BRIEF: Identify the lines that contain the string "Wait" and copy all of them.

DATA IN THIS EXERCISE:
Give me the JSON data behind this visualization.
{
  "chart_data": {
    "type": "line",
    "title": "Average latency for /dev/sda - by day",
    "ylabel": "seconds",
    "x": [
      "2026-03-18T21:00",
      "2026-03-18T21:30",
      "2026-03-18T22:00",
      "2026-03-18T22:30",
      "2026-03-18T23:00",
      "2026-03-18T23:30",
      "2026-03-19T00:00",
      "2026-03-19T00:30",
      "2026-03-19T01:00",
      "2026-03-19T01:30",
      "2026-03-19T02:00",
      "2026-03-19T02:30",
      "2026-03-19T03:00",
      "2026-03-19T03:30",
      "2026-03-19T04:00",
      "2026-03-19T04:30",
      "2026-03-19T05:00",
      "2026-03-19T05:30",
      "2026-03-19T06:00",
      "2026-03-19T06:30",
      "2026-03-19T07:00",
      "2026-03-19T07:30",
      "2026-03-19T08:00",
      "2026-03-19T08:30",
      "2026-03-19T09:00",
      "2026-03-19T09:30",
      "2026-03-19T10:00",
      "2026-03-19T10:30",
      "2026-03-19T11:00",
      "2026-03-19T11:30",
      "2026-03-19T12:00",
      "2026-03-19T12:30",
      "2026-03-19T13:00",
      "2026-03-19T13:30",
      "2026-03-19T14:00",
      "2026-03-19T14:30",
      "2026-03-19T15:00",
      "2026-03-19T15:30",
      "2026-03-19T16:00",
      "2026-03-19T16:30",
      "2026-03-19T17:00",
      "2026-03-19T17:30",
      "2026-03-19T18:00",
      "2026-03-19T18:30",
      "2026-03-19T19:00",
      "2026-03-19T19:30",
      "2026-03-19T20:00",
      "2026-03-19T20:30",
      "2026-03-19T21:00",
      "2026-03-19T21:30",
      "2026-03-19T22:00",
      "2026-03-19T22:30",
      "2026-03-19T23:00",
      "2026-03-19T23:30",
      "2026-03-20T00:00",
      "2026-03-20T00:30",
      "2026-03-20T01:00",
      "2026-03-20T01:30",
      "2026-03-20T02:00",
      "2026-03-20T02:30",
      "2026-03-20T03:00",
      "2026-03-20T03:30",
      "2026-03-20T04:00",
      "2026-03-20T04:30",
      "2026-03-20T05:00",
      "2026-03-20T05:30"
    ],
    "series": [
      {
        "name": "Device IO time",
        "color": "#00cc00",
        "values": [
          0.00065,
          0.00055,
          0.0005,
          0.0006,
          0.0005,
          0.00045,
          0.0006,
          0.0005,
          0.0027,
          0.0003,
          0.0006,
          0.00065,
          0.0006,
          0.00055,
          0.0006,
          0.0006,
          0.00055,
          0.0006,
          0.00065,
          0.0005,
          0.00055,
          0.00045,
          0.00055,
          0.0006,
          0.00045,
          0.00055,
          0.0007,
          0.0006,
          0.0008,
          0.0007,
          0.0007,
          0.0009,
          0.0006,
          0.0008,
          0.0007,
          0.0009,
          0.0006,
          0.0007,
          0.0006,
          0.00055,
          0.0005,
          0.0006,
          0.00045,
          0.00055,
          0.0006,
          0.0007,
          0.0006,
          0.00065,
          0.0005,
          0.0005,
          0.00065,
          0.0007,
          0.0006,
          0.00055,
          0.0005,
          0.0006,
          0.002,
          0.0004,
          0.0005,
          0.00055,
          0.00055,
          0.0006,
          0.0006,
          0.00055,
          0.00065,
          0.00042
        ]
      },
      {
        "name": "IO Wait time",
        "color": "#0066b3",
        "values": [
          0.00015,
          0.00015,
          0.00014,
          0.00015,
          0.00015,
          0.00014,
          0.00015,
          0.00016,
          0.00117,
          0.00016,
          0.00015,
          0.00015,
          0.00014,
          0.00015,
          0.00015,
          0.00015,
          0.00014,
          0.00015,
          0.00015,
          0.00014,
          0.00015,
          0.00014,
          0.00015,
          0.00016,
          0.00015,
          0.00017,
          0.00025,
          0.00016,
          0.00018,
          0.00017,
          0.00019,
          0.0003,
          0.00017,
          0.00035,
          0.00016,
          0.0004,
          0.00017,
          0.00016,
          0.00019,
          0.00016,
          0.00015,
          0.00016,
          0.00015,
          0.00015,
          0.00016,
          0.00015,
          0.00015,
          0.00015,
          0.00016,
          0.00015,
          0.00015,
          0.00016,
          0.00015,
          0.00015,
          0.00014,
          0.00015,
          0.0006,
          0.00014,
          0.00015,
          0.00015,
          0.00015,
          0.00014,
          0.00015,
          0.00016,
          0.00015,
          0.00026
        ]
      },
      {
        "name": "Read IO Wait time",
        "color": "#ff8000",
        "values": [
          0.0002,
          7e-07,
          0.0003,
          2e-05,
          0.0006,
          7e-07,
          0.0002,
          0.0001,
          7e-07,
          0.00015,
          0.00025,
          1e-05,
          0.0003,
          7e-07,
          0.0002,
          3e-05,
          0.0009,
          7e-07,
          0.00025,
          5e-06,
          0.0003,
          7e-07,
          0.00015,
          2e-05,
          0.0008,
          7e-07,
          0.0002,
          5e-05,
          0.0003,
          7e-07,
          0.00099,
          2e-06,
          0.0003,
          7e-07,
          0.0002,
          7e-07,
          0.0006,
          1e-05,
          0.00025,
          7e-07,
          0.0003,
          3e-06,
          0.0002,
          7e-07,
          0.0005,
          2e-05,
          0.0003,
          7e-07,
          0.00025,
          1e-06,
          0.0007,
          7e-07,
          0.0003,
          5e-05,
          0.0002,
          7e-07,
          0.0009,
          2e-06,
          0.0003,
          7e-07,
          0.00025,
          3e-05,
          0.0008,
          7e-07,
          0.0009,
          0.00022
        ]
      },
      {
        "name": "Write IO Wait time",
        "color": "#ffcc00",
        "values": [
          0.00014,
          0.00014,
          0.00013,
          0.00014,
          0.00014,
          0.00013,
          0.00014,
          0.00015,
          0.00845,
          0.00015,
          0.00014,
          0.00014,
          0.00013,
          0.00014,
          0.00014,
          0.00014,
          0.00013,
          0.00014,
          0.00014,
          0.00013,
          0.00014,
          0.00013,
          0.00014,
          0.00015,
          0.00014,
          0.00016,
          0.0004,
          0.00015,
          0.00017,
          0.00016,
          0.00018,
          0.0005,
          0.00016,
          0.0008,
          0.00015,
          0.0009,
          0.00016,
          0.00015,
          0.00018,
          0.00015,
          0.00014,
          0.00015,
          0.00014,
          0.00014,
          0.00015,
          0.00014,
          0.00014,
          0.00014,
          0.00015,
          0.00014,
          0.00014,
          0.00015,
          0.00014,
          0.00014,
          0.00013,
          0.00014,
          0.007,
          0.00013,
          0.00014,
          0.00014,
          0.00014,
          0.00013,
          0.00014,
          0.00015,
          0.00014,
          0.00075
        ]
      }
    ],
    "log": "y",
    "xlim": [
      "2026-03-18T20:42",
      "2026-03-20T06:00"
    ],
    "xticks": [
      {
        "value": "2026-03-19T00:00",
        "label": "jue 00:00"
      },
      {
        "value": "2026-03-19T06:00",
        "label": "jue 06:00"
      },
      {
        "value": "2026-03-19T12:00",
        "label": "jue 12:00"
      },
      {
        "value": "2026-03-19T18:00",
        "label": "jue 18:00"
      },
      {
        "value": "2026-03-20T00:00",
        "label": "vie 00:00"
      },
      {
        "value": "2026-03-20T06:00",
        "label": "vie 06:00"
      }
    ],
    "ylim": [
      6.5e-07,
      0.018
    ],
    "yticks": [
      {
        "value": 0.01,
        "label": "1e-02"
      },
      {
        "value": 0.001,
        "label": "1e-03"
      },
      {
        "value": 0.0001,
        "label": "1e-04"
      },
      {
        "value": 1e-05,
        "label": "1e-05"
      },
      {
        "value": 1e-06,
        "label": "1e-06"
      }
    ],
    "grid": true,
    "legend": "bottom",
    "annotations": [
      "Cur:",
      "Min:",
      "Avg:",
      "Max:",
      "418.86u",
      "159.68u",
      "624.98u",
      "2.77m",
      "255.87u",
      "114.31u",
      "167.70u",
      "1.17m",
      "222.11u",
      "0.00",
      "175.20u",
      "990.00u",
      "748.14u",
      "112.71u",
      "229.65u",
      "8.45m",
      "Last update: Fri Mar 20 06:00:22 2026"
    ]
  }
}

TASK RESULT:
        "name": "IO Wait time",
        "name": "Read IO Wait time",
        "name": "Write IO Wait time",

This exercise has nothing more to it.